◆ EXERCISE PROMPT
Set down each record below precisely, skipping the pictures.

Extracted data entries
____
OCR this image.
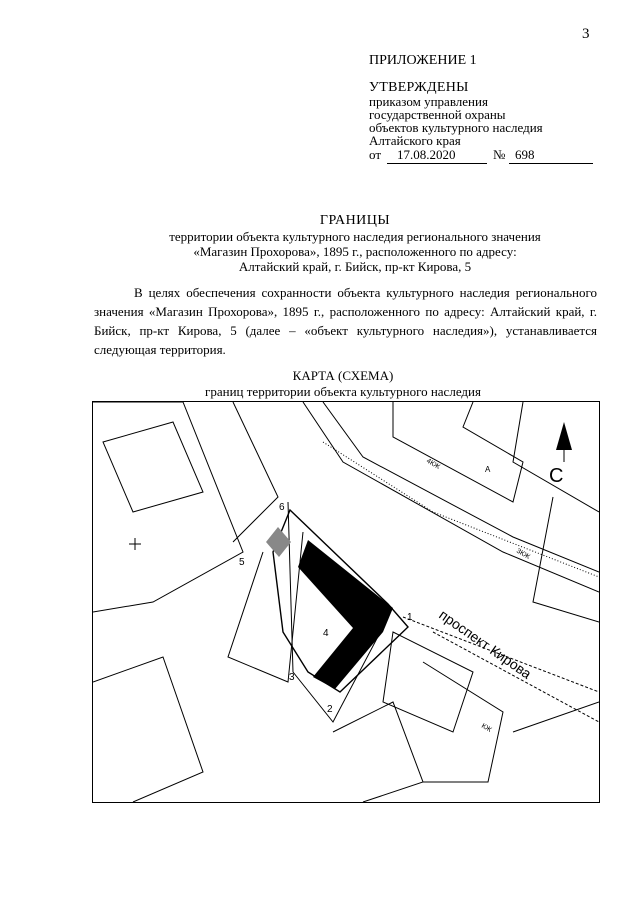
3
ПРИЛОЖЕНИЕ 1
УТВЕРЖДЕНЫ
приказом управления
государственной охраны
объектов культурного наследия
Алтайского края
от 17.08.2020	№ 698
ГРАНИЦЫ
территории объекта культурного наследия регионального значения
«Магазин Прохорова», 1895 г., расположенного по адресу:
Алтайский край, г. Бийск, пр-кт Кирова, 5

В целях обеспечения сохранности объекта культурного наследия регионального значения «Магазин Прохорова», 1895 г., расположенного по адресу: Алтайский край, г. Бийск, пр-кт Кирова, 5 (далее – «объект культурного наследия»), устанавливается следующая территория.

КАРТА (СХЕМА)
границ территории объекта культурного наследия
С
проспект Кирова
1
2
3
4
5
6
4КЖ
3КЖ
А
КЖ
____
◆ ANSWER TO THIS TASK
OCR this image.
3
ПРИЛОЖЕНИЕ 1
УТВЕРЖДЕНЫ
приказом управления
государственной охраны
объектов культурного наследия
Алтайского края
от 17.08.2020	№ 698
ГРАНИЦЫ
территории объекта культурного наследия регионального значения
«Магазин Прохорова», 1895 г., расположенного по адресу:
Алтайский край, г. Бийск, пр-кт Кирова, 5

В целях обеспечения сохранности объекта культурного наследия регионального значения «Магазин Прохорова», 1895 г., расположенного по адресу: Алтайский край, г. Бийск, пр-кт Кирова, 5 (далее – «объект культурного наследия»), устанавливается следующая территория.

КАРТА (СХЕМА)
границ территории объекта культурного наследия
С
проспект Кирова
1
2
3
4
5
6
4КЖ
3КЖ
А
КЖ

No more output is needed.